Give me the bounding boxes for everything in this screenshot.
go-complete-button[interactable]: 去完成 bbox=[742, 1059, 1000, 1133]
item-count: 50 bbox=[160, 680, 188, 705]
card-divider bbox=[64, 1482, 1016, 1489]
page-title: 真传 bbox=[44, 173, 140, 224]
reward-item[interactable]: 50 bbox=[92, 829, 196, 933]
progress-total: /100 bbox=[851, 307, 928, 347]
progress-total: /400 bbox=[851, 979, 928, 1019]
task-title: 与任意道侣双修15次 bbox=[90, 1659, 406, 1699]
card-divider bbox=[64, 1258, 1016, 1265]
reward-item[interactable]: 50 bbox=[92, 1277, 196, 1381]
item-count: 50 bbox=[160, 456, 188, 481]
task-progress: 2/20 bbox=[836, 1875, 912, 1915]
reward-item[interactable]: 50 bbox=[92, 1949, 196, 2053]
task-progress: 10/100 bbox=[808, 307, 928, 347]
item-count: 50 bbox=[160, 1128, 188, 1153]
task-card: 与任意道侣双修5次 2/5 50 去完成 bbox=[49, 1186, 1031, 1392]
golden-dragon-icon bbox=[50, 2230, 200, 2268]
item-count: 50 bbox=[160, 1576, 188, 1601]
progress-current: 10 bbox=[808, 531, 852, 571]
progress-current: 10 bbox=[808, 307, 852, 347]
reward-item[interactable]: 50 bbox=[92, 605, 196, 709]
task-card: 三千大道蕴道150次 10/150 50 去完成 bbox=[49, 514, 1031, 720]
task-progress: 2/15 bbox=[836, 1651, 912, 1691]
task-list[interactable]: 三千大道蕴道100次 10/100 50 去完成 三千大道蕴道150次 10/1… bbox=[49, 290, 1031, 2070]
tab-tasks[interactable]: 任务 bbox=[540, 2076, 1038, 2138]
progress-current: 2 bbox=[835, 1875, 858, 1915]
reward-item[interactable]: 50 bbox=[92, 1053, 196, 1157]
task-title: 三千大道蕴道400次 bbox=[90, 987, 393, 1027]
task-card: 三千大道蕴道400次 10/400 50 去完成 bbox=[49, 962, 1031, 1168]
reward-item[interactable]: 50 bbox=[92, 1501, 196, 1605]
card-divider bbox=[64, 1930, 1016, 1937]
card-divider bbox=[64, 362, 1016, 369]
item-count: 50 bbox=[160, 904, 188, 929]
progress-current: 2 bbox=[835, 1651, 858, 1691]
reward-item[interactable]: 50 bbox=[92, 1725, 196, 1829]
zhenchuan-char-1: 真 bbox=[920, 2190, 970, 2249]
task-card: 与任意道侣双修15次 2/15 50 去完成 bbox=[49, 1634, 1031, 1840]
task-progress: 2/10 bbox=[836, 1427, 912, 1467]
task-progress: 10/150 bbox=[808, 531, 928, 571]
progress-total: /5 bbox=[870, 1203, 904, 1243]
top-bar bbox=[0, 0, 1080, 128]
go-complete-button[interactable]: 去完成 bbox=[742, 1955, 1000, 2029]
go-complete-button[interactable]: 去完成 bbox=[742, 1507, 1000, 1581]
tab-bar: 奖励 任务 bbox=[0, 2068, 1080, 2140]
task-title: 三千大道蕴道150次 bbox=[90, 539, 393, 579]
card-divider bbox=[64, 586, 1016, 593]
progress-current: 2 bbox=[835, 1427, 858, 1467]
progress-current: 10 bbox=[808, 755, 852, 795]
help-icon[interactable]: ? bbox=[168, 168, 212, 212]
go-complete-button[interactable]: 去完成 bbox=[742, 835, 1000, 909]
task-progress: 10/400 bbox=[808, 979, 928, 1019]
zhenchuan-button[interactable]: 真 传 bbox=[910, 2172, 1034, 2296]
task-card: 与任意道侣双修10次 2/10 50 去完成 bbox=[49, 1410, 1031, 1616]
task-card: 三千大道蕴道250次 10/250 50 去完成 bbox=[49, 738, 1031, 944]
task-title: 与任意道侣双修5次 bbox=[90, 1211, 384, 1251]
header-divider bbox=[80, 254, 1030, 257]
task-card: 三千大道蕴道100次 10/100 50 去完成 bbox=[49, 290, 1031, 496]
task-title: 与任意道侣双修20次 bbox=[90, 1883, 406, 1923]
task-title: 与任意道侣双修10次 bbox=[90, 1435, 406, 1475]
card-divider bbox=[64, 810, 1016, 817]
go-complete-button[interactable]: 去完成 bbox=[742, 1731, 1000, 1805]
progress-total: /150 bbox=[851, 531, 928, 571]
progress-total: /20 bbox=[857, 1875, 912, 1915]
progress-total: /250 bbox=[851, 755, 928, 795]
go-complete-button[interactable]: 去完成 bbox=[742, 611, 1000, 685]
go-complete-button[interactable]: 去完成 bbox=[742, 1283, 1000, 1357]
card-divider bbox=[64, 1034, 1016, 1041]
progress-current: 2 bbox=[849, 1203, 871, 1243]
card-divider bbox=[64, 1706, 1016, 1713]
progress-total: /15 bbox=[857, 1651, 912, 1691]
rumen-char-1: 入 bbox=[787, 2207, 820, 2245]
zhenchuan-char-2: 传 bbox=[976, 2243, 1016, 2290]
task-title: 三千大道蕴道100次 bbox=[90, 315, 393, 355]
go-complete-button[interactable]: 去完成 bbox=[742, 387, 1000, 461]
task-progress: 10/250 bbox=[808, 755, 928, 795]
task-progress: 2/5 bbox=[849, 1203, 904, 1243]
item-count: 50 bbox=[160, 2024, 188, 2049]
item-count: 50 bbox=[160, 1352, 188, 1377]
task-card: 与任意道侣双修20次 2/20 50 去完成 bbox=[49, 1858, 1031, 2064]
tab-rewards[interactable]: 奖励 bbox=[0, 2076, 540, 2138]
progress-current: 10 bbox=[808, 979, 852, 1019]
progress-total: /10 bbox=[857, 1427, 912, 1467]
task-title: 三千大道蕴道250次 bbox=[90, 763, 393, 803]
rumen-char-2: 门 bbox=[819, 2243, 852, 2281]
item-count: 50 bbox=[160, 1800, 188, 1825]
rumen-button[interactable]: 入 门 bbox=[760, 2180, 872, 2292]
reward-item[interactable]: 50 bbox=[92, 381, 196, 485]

● ● ● ● ●

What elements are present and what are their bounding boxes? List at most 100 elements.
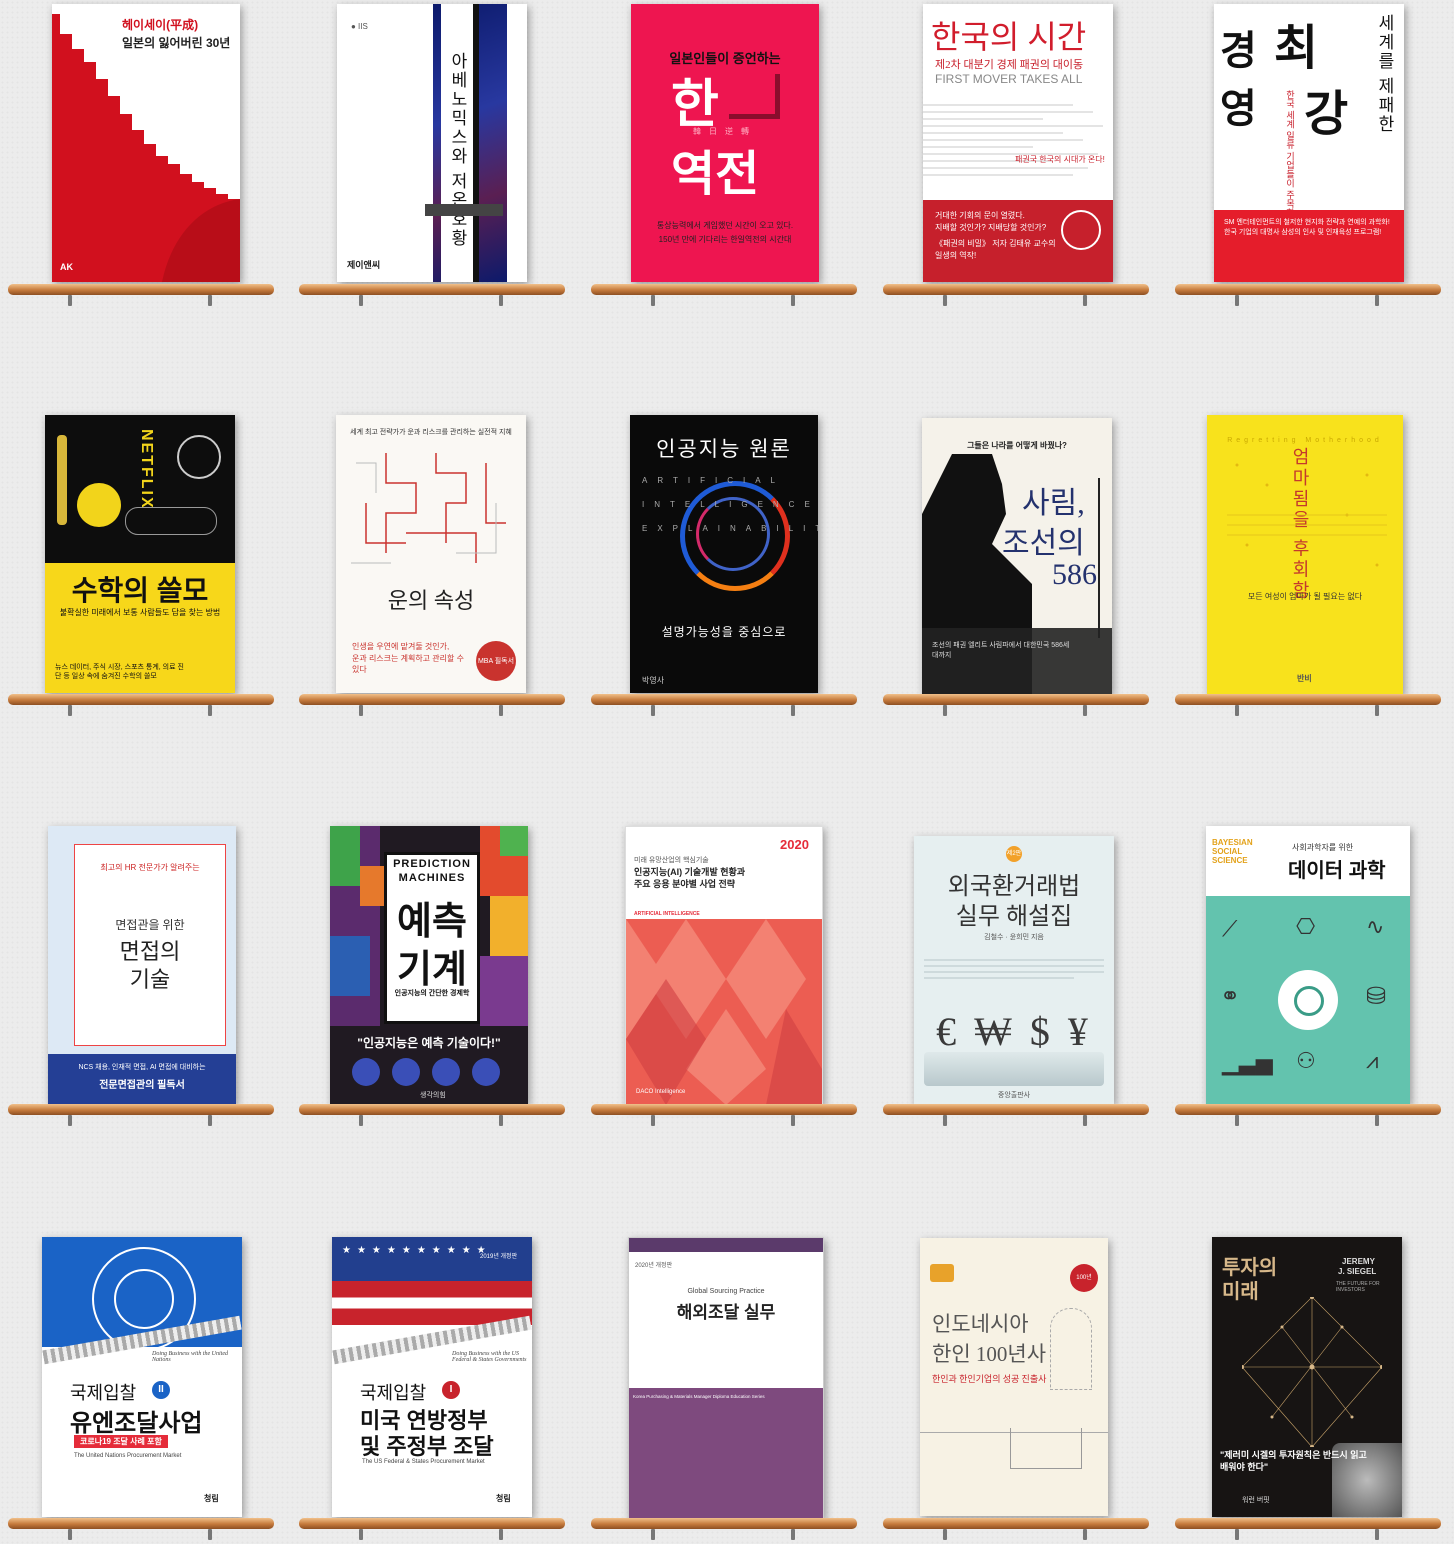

● ● ● ● ●

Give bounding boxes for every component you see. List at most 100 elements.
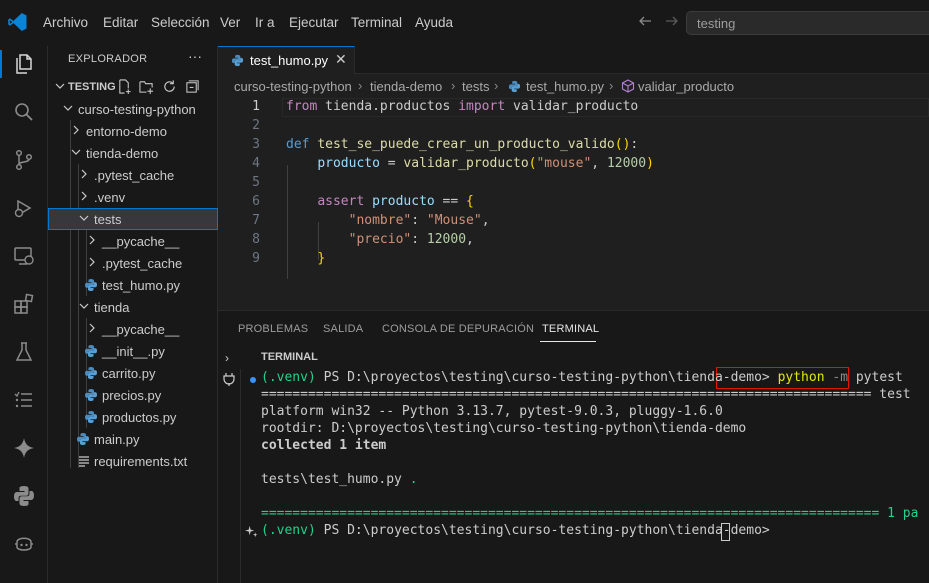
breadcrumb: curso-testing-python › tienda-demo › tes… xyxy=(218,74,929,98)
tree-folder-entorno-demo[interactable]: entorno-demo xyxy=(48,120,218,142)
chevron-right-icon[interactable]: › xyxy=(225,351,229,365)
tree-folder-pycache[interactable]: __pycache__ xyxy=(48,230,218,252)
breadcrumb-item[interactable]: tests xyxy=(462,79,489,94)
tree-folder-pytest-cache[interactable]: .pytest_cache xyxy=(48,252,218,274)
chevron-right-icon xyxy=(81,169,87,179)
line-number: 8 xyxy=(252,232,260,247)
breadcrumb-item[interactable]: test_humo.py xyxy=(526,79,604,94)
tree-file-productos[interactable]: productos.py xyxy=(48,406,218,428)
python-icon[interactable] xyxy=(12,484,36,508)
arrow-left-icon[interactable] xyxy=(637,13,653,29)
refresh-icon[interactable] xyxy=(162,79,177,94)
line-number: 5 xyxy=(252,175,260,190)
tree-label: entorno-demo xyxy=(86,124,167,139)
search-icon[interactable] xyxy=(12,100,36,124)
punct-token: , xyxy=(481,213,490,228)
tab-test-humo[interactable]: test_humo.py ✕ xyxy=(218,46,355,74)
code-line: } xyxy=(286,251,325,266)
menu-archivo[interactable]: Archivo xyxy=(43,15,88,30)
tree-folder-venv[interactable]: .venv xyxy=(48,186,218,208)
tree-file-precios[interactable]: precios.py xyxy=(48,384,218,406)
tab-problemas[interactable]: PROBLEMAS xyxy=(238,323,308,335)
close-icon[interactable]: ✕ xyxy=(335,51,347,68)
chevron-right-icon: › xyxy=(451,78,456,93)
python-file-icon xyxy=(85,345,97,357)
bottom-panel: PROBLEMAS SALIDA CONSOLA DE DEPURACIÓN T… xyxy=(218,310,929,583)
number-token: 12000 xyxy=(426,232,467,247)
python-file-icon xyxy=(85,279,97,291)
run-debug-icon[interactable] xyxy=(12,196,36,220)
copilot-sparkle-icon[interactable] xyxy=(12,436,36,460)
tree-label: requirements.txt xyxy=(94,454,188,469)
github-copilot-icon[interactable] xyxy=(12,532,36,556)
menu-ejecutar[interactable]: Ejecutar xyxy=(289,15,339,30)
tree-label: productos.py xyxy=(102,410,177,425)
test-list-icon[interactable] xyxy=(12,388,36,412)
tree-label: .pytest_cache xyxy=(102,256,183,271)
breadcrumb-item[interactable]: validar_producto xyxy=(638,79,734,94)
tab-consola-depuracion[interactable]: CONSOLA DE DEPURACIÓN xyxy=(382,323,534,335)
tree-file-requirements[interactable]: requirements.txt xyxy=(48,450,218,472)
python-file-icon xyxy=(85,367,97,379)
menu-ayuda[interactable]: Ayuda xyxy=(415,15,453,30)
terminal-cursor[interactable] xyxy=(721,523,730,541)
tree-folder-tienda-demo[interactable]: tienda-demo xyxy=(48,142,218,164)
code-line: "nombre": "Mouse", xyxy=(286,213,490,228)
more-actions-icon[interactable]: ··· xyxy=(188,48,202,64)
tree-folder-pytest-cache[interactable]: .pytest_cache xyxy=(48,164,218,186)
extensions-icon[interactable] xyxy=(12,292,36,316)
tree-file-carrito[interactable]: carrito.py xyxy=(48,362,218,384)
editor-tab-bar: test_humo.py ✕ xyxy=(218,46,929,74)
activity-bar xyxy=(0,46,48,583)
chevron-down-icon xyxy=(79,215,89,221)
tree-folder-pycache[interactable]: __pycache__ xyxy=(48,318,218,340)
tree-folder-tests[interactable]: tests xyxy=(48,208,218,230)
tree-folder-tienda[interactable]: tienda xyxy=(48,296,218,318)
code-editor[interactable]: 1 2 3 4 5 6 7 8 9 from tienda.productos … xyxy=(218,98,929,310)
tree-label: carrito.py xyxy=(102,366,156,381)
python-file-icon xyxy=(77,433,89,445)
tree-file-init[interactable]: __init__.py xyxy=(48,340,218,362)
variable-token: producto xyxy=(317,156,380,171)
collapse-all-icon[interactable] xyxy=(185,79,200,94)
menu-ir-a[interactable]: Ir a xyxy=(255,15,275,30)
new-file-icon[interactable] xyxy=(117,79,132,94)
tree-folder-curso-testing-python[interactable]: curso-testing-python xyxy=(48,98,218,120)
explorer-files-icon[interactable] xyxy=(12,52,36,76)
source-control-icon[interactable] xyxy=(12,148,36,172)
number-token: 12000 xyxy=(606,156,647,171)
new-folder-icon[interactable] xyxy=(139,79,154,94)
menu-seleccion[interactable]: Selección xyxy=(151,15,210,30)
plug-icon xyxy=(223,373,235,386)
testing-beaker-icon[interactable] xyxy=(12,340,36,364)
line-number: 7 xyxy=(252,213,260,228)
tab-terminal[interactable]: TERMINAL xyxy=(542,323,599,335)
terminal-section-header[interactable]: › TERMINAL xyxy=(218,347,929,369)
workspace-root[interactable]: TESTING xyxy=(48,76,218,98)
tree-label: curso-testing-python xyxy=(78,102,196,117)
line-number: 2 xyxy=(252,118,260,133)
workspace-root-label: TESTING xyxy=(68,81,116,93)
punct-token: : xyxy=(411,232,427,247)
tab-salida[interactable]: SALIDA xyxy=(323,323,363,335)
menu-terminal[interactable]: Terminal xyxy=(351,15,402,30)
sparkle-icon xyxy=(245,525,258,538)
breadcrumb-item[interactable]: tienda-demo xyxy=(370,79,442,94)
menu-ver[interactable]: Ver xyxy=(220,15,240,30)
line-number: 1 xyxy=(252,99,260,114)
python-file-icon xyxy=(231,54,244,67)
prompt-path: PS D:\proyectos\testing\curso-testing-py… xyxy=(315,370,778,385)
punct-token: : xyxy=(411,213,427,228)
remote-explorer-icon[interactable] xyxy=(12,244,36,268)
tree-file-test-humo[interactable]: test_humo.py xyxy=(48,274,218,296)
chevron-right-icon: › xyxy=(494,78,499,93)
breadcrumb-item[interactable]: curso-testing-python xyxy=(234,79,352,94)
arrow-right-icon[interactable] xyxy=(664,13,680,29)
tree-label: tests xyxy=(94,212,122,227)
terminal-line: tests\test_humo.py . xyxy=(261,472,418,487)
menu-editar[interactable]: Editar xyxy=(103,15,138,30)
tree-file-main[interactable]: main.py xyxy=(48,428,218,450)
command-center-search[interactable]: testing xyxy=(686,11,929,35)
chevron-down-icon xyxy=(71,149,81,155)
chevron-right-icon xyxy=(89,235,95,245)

● ● ● ● ●

Copy out word for word the lines from the one containing "Give me the" through the one containing "reward-item[interactable]: 50 bbox=[92, 1949, 196, 2053]", both included.

**Result for this task**
Give me the bounding boxes for everything in this screenshot.
go-complete-button[interactable]: 去完成 bbox=[742, 1059, 1000, 1133]
item-count: 50 bbox=[160, 680, 188, 705]
card-divider bbox=[64, 1482, 1016, 1489]
page-title: 真传 bbox=[44, 173, 140, 224]
reward-item[interactable]: 50 bbox=[92, 829, 196, 933]
progress-total: /100 bbox=[851, 307, 928, 347]
progress-total: /400 bbox=[851, 979, 928, 1019]
task-title: 与任意道侣双修15次 bbox=[90, 1659, 406, 1699]
card-divider bbox=[64, 1258, 1016, 1265]
reward-item[interactable]: 50 bbox=[92, 1277, 196, 1381]
item-count: 50 bbox=[160, 456, 188, 481]
task-progress: 2/20 bbox=[836, 1875, 912, 1915]
reward-item[interactable]: 50 bbox=[92, 1949, 196, 2053]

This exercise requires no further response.